▶ [Task to carry out]: Reproduce all the lines below exactly and omit the images.

▶ [Data lines]:
▬▬▬▬▬▬▬▬▬▬

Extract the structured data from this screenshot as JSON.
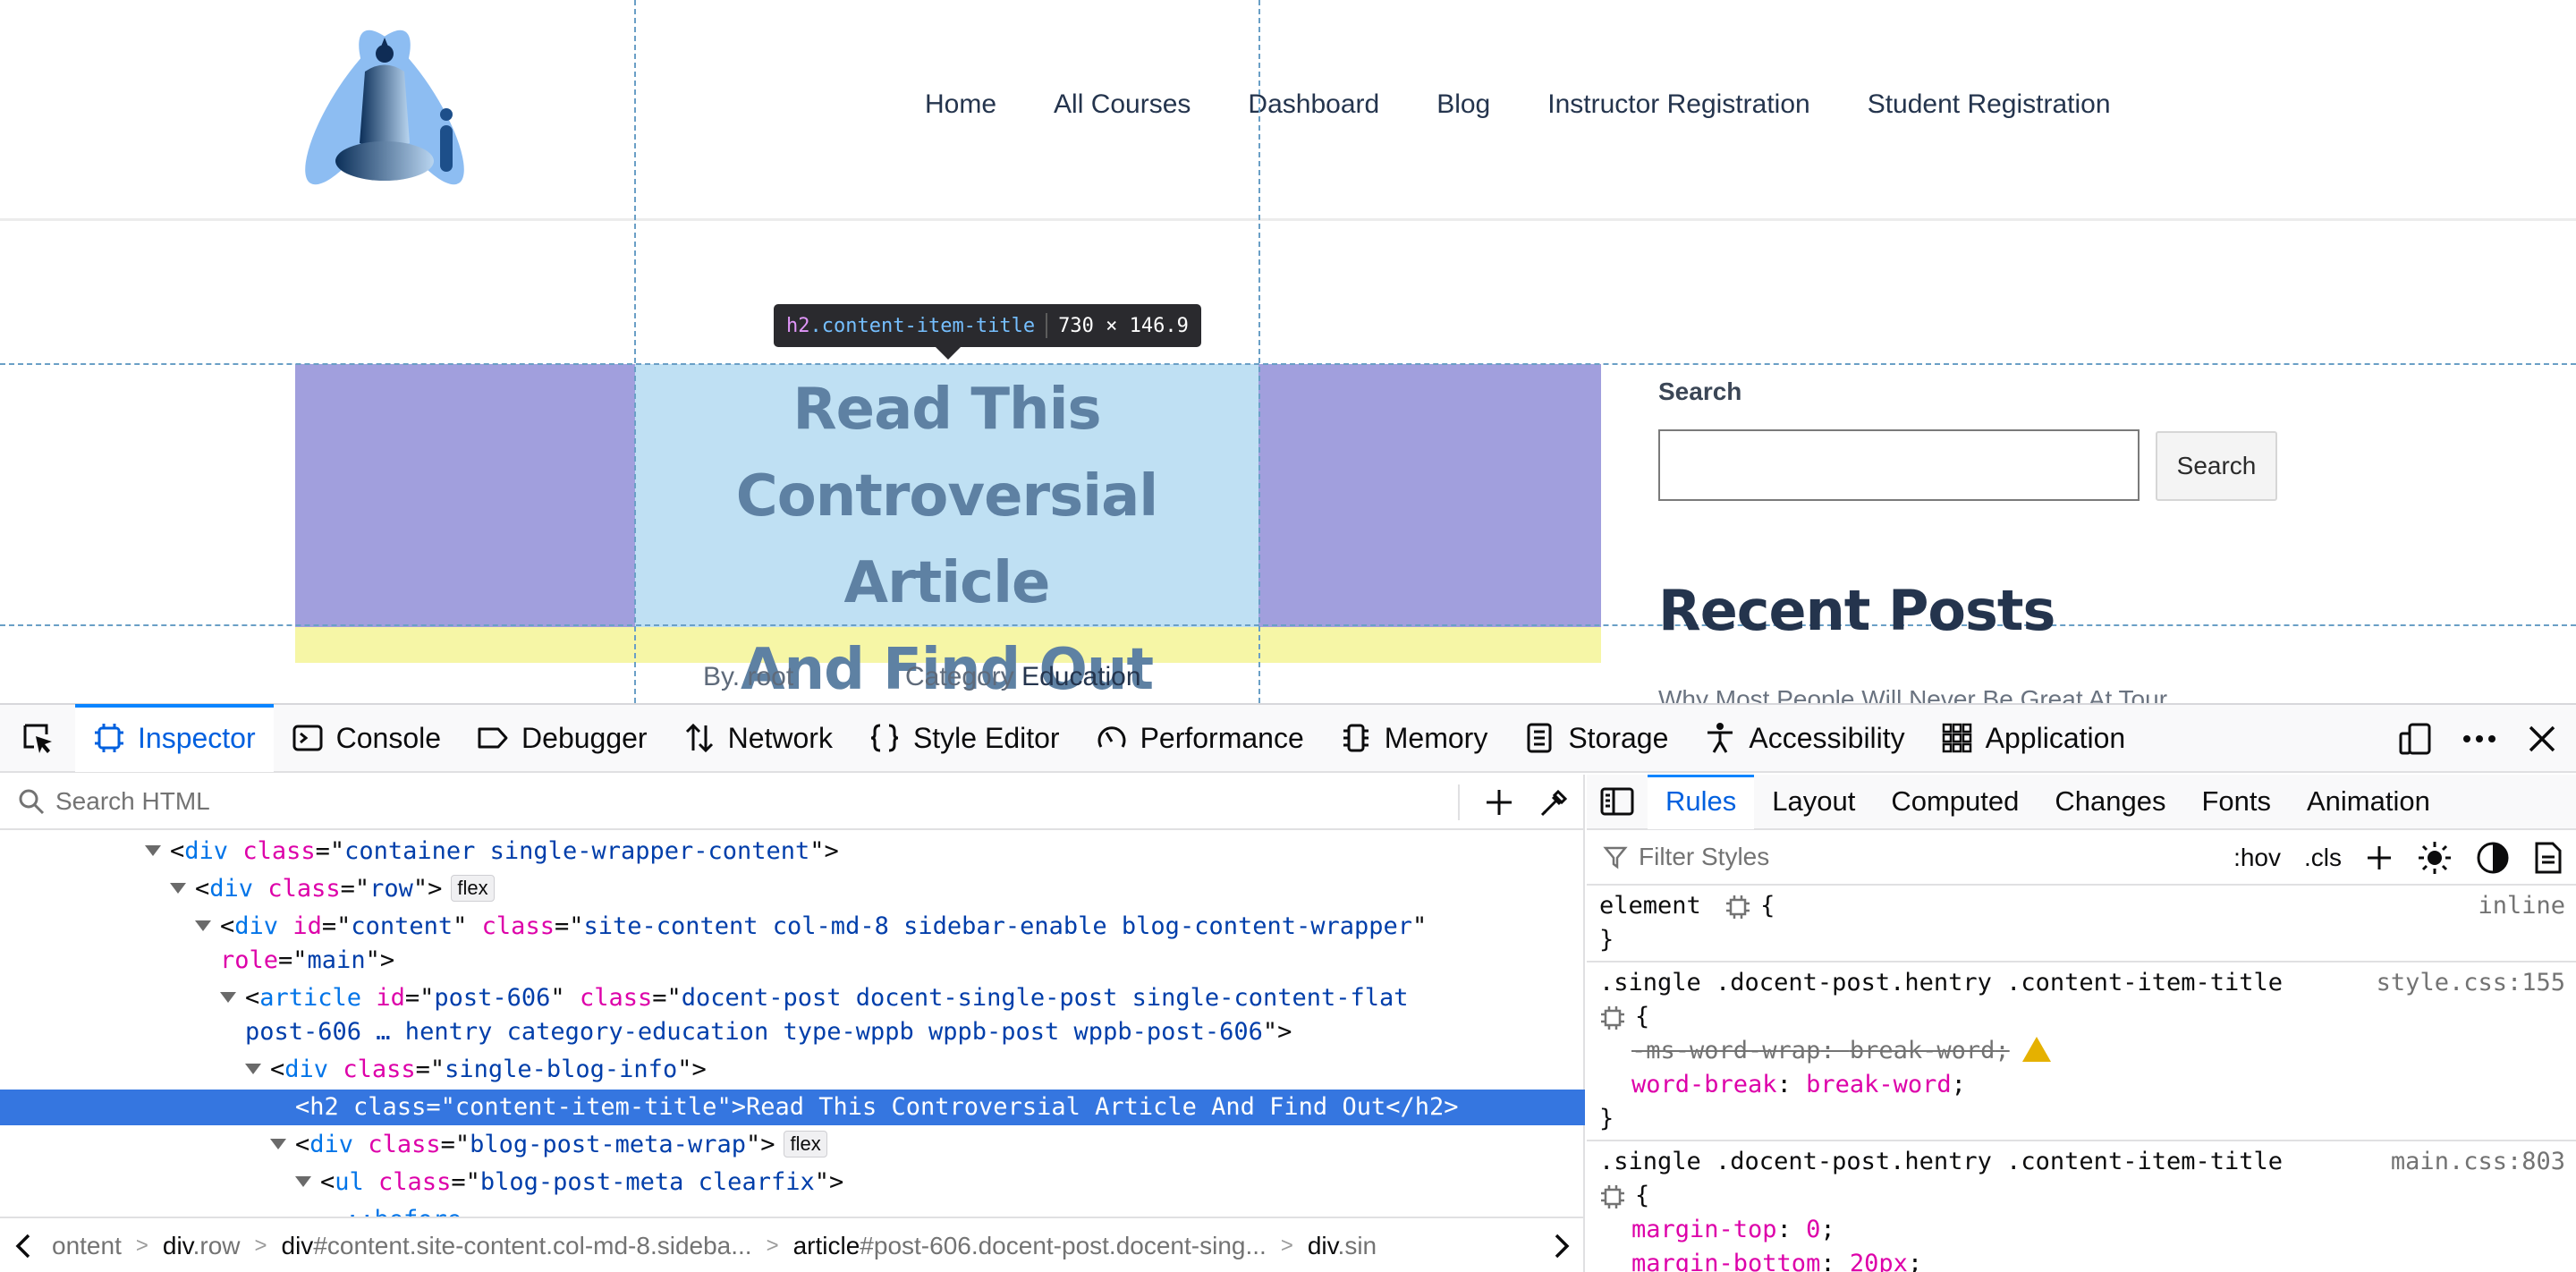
{
  "site": {
    "nav": [
      "Home",
      "All Courses",
      "Dashboard",
      "Blog",
      "Instructor Registration",
      "Student Registration"
    ],
    "post_title_lines": [
      "Read This",
      "Controversial Article",
      "And Find Out"
    ],
    "meta_by": "By. root",
    "meta_category_label": "Category",
    "meta_category_value": "Education",
    "sidebar": {
      "search_label": "Search",
      "search_button": "Search",
      "recent_title": "Recent Posts",
      "recent_first": "Why Most People Will Never Be Great At Tour"
    },
    "highlighter_tooltip": {
      "tag": "h2",
      "class": ".content-item-title",
      "size": "730 × 146.9"
    },
    "colors": {
      "nav_text": "#24344d",
      "highlight_margin": "#a19fdd",
      "highlight_content": "#bfe0f3",
      "highlight_bottom": "#f6f6a6"
    }
  },
  "devtools": {
    "tabs": [
      {
        "label": "Inspector",
        "icon": "inspector-icon",
        "active": true
      },
      {
        "label": "Console",
        "icon": "console-icon"
      },
      {
        "label": "Debugger",
        "icon": "debugger-icon"
      },
      {
        "label": "Network",
        "icon": "network-icon"
      },
      {
        "label": "Style Editor",
        "icon": "style-editor-icon"
      },
      {
        "label": "Performance",
        "icon": "performance-icon"
      },
      {
        "label": "Memory",
        "icon": "memory-icon"
      },
      {
        "label": "Storage",
        "icon": "storage-icon"
      },
      {
        "label": "Accessibility",
        "icon": "accessibility-icon"
      },
      {
        "label": "Application",
        "icon": "application-icon"
      }
    ],
    "html_search_placeholder": "Search HTML",
    "tree": {
      "l1": {
        "tag": "div",
        "attr": "class",
        "val": "container single-wrapper-content"
      },
      "l2": {
        "tag": "div",
        "attr": "class",
        "val": "row",
        "badge": "flex"
      },
      "l3": {
        "tag": "div",
        "attr1": "id",
        "val1": "content",
        "attr2": "class",
        "val2": "site-content col-md-8 sidebar-enable blog-content-wrapper"
      },
      "l3b": {
        "attr": "role",
        "val": "main"
      },
      "l4": {
        "tag": "article",
        "attr1": "id",
        "val1": "post-606",
        "attr2": "class",
        "val2": "docent-post docent-single-post single-content-flat"
      },
      "l4b": {
        "val": "post-606 … hentry category-education type-wppb wppb-post wppb-post-606"
      },
      "l5": {
        "tag": "div",
        "attr": "class",
        "val": "single-blog-info"
      },
      "l6": {
        "tag": "h2",
        "attr": "class",
        "val": "content-item-title",
        "text": "Read This Controversial Article And Find Out",
        "close": "h2"
      },
      "l7": {
        "tag": "div",
        "attr": "class",
        "val": "blog-post-meta-wrap",
        "badge": "flex"
      },
      "l8": {
        "tag": "ul",
        "attr": "class",
        "val": "blog-post-meta clearfix"
      },
      "l9": {
        "text": "::before"
      }
    },
    "breadcrumbs": [
      {
        "tag": "",
        "cls": "ontent"
      },
      {
        "tag": "div",
        "cls": ".row"
      },
      {
        "tag": "div",
        "cls": "#content.site-content.col-md-8.sideba..."
      },
      {
        "tag": "article",
        "cls": "#post-606.docent-post.docent-sing..."
      },
      {
        "tag": "div",
        "cls": ".sin"
      }
    ],
    "rules_tabs": [
      "Rules",
      "Layout",
      "Computed",
      "Changes",
      "Fonts",
      "Animation"
    ],
    "filter_placeholder": "Filter Styles",
    "filter_buttons": {
      "hov": ":hov",
      "cls": ".cls"
    },
    "rules": {
      "r1": {
        "selector": "element",
        "source": "inline"
      },
      "r2": {
        "selector": ".single .docent-post.hentry .content-item-title",
        "source": "style.css:155",
        "p1_name": "-ms-word-wrap",
        "p1_val": "break-word",
        "p2_name": "word-break",
        "p2_val": "break-word"
      },
      "r3": {
        "selector": ".single .docent-post.hentry .content-item-title",
        "source": "main.css:803",
        "p1_name": "margin-top",
        "p1_val": "0",
        "p2_name": "margin-bottom",
        "p2_val": "20px"
      }
    }
  }
}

▬▬▬▬▬▬▬▬▬▬

▶ [Solved exercise]:
Extract the structured data from this screenshot as JSON.
{
  "site": {
    "nav": [
      "Home",
      "All Courses",
      "Dashboard",
      "Blog",
      "Instructor Registration",
      "Student Registration"
    ],
    "post_title_lines": [
      "Read This",
      "Controversial Article",
      "And Find Out"
    ],
    "meta_by": "By. root",
    "meta_category_label": "Category",
    "meta_category_value": "Education",
    "sidebar": {
      "search_label": "Search",
      "search_button": "Search",
      "recent_title": "Recent Posts",
      "recent_first": "Why Most People Will Never Be Great At Tour"
    },
    "highlighter_tooltip": {
      "tag": "h2",
      "class": ".content-item-title",
      "size": "730 × 146.9"
    },
    "colors": {
      "nav_text": "#24344d",
      "highlight_margin": "#a19fdd",
      "highlight_content": "#bfe0f3",
      "highlight_bottom": "#f6f6a6"
    }
  },
  "devtools": {
    "tabs": [
      {
        "label": "Inspector",
        "icon": "inspector-icon",
        "active": true
      },
      {
        "label": "Console",
        "icon": "console-icon"
      },
      {
        "label": "Debugger",
        "icon": "debugger-icon"
      },
      {
        "label": "Network",
        "icon": "network-icon"
      },
      {
        "label": "Style Editor",
        "icon": "style-editor-icon"
      },
      {
        "label": "Performance",
        "icon": "performance-icon"
      },
      {
        "label": "Memory",
        "icon": "memory-icon"
      },
      {
        "label": "Storage",
        "icon": "storage-icon"
      },
      {
        "label": "Accessibility",
        "icon": "accessibility-icon"
      },
      {
        "label": "Application",
        "icon": "application-icon"
      }
    ],
    "html_search_placeholder": "Search HTML",
    "tree": {
      "l1": {
        "tag": "div",
        "attr": "class",
        "val": "container single-wrapper-content"
      },
      "l2": {
        "tag": "div",
        "attr": "class",
        "val": "row",
        "badge": "flex"
      },
      "l3": {
        "tag": "div",
        "attr1": "id",
        "val1": "content",
        "attr2": "class",
        "val2": "site-content col-md-8 sidebar-enable blog-content-wrapper"
      },
      "l3b": {
        "attr": "role",
        "val": "main"
      },
      "l4": {
        "tag": "article",
        "attr1": "id",
        "val1": "post-606",
        "attr2": "class",
        "val2": "docent-post docent-single-post single-content-flat"
      },
      "l4b": {
        "val": "post-606 … hentry category-education type-wppb wppb-post wppb-post-606"
      },
      "l5": {
        "tag": "div",
        "attr": "class",
        "val": "single-blog-info"
      },
      "l6": {
        "tag": "h2",
        "attr": "class",
        "val": "content-item-title",
        "text": "Read This Controversial Article And Find Out",
        "close": "h2"
      },
      "l7": {
        "tag": "div",
        "attr": "class",
        "val": "blog-post-meta-wrap",
        "badge": "flex"
      },
      "l8": {
        "tag": "ul",
        "attr": "class",
        "val": "blog-post-meta clearfix"
      },
      "l9": {
        "text": "::before"
      }
    },
    "breadcrumbs": [
      {
        "tag": "",
        "cls": "ontent"
      },
      {
        "tag": "div",
        "cls": ".row"
      },
      {
        "tag": "div",
        "cls": "#content.site-content.col-md-8.sideba..."
      },
      {
        "tag": "article",
        "cls": "#post-606.docent-post.docent-sing..."
      },
      {
        "tag": "div",
        "cls": ".sin"
      }
    ],
    "rules_tabs": [
      "Rules",
      "Layout",
      "Computed",
      "Changes",
      "Fonts",
      "Animation"
    ],
    "filter_placeholder": "Filter Styles",
    "filter_buttons": {
      "hov": ":hov",
      "cls": ".cls"
    },
    "rules": {
      "r1": {
        "selector": "element",
        "source": "inline"
      },
      "r2": {
        "selector": ".single .docent-post.hentry .content-item-title",
        "source": "style.css:155",
        "p1_name": "-ms-word-wrap",
        "p1_val": "break-word",
        "p2_name": "word-break",
        "p2_val": "break-word"
      },
      "r3": {
        "selector": ".single .docent-post.hentry .content-item-title",
        "source": "main.css:803",
        "p1_name": "margin-top",
        "p1_val": "0",
        "p2_name": "margin-bottom",
        "p2_val": "20px"
      }
    }
  }
}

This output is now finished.